Dataset items —
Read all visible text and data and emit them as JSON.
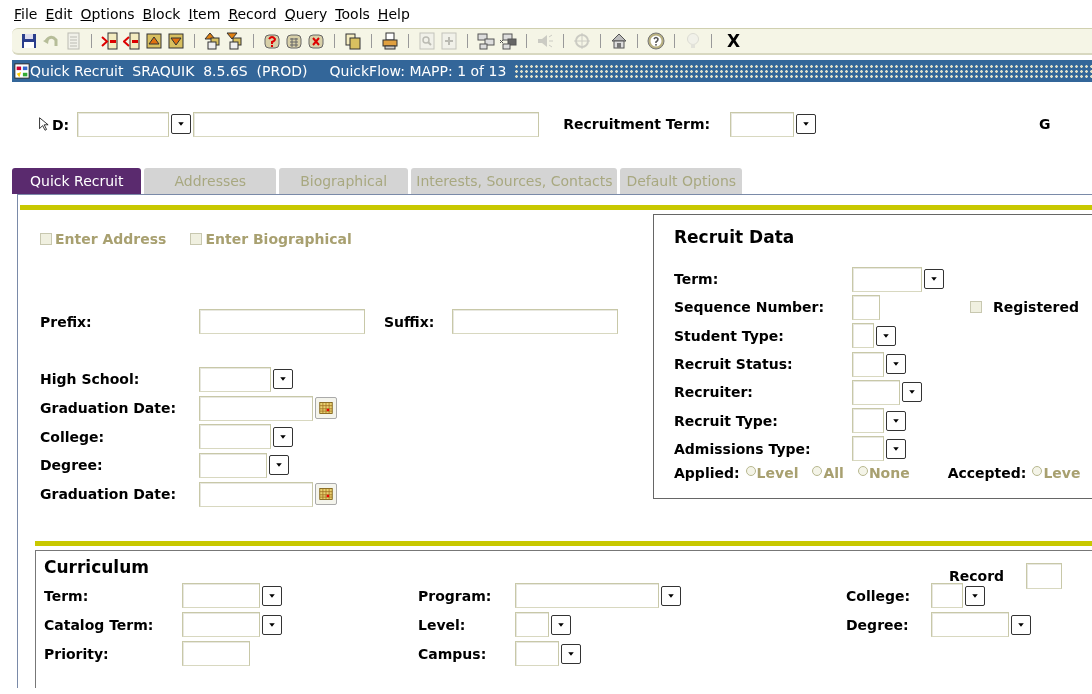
{
  "menu": [
    "File",
    "Edit",
    "Options",
    "Block",
    "Item",
    "Record",
    "Query",
    "Tools",
    "Help"
  ],
  "toolbar": {
    "groups": [
      [
        {
          "kind": "floppy",
          "disabled": false
        },
        {
          "kind": "curved-arrow",
          "disabled": true
        },
        {
          "kind": "document",
          "disabled": true
        }
      ],
      [
        {
          "kind": "page-arrow-in",
          "disabled": false
        },
        {
          "kind": "page-arrow-out",
          "disabled": false
        },
        {
          "kind": "box-up",
          "disabled": false
        },
        {
          "kind": "box-down",
          "disabled": false
        }
      ],
      [
        {
          "kind": "stack-up",
          "disabled": false
        },
        {
          "kind": "stack-down",
          "disabled": false
        }
      ],
      [
        {
          "kind": "drum-question",
          "disabled": false
        },
        {
          "kind": "drum-grid",
          "disabled": false
        },
        {
          "kind": "drum-x",
          "disabled": false
        }
      ],
      [
        {
          "kind": "documents",
          "disabled": false
        }
      ],
      [
        {
          "kind": "printer",
          "disabled": false
        }
      ],
      [
        {
          "kind": "magnifier",
          "disabled": true
        },
        {
          "kind": "plus",
          "disabled": true
        }
      ],
      [
        {
          "kind": "boxes",
          "disabled": false
        },
        {
          "kind": "boxes-x",
          "disabled": false
        }
      ],
      [
        {
          "kind": "speaker",
          "disabled": true
        }
      ],
      [
        {
          "kind": "crosshair",
          "disabled": true
        }
      ],
      [
        {
          "kind": "house",
          "disabled": false
        }
      ],
      [
        {
          "kind": "question",
          "disabled": false
        }
      ],
      [
        {
          "kind": "bulb",
          "disabled": true
        }
      ]
    ],
    "exit": "X"
  },
  "title_bar": {
    "text": "Quick Recruit  SRAQUIK  8.5.6S  (PROD)",
    "quickflow": "QuickFlow: MAPP: 1 of 13"
  },
  "key_block": {
    "id_label": "D:",
    "recruitment_term_label": "Recruitment Term:",
    "cut_label": "G"
  },
  "tabs": [
    {
      "label": "Quick Recruit",
      "selected": true
    },
    {
      "label": "Addresses",
      "selected": false
    },
    {
      "label": "Biographical",
      "selected": false
    },
    {
      "label": "Interests, Sources, Contacts",
      "selected": false
    },
    {
      "label": "Default Options",
      "selected": false
    }
  ],
  "options": [
    {
      "label": "Enter Address",
      "checked": false,
      "disabled": true
    },
    {
      "label": "Enter Biographical",
      "checked": false,
      "disabled": true
    }
  ],
  "name_fields": [
    {
      "label": "Prefix:",
      "kind": "text"
    },
    {
      "label": "Suffix:",
      "kind": "text"
    }
  ],
  "school_fields": [
    {
      "label": "High School:",
      "kind": "lov"
    },
    {
      "label": "Graduation Date:",
      "kind": "date"
    },
    {
      "label": "College:",
      "kind": "lov"
    },
    {
      "label": "Degree:",
      "kind": "lov"
    },
    {
      "label": "Graduation Date:",
      "kind": "date"
    }
  ],
  "recruit_data": {
    "title": "Recruit Data",
    "fields": [
      {
        "label": "Term:",
        "kind": "lov"
      },
      {
        "label": "Sequence Number:",
        "kind": "text"
      },
      {
        "label": "Student Type:",
        "kind": "lov"
      },
      {
        "label": "Recruit Status:",
        "kind": "lov"
      },
      {
        "label": "Recruiter:",
        "kind": "lov"
      },
      {
        "label": "Recruit Type:",
        "kind": "lov"
      },
      {
        "label": "Admissions Type:",
        "kind": "lov"
      }
    ],
    "registered": {
      "label": "Registered",
      "checked": false,
      "disabled": false
    },
    "applied": {
      "label": "Applied:",
      "options": [
        {
          "label": "Level",
          "selected": false,
          "disabled": true
        },
        {
          "label": "All",
          "selected": false,
          "disabled": true
        },
        {
          "label": "None",
          "selected": false,
          "disabled": true
        }
      ]
    },
    "accepted": {
      "label": "Accepted:",
      "options": [
        {
          "label": "Leve",
          "selected": false,
          "disabled": true
        }
      ]
    }
  },
  "curriculum": {
    "title": "Curriculum",
    "record_label": "Record",
    "rows": [
      [
        {
          "label": "Term:",
          "kind": "lov"
        },
        {
          "label": "Program:",
          "kind": "lov"
        },
        {
          "label": "College:",
          "kind": "lov"
        }
      ],
      [
        {
          "label": "Catalog Term:",
          "kind": "lov"
        },
        {
          "label": "Level:",
          "kind": "lov"
        },
        {
          "label": "Degree:",
          "kind": "lov"
        }
      ],
      [
        {
          "label": "Priority:",
          "kind": "text"
        },
        {
          "label": "Campus:",
          "kind": "lov"
        }
      ]
    ]
  }
}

Task description — Pull out all lines containing "Term".

Solution to this exercise —
    "recruitment_term_label": "Recruitment Term:",
        "label": "Term:",
          "label": "Term:",
          "label": "Catalog Term:",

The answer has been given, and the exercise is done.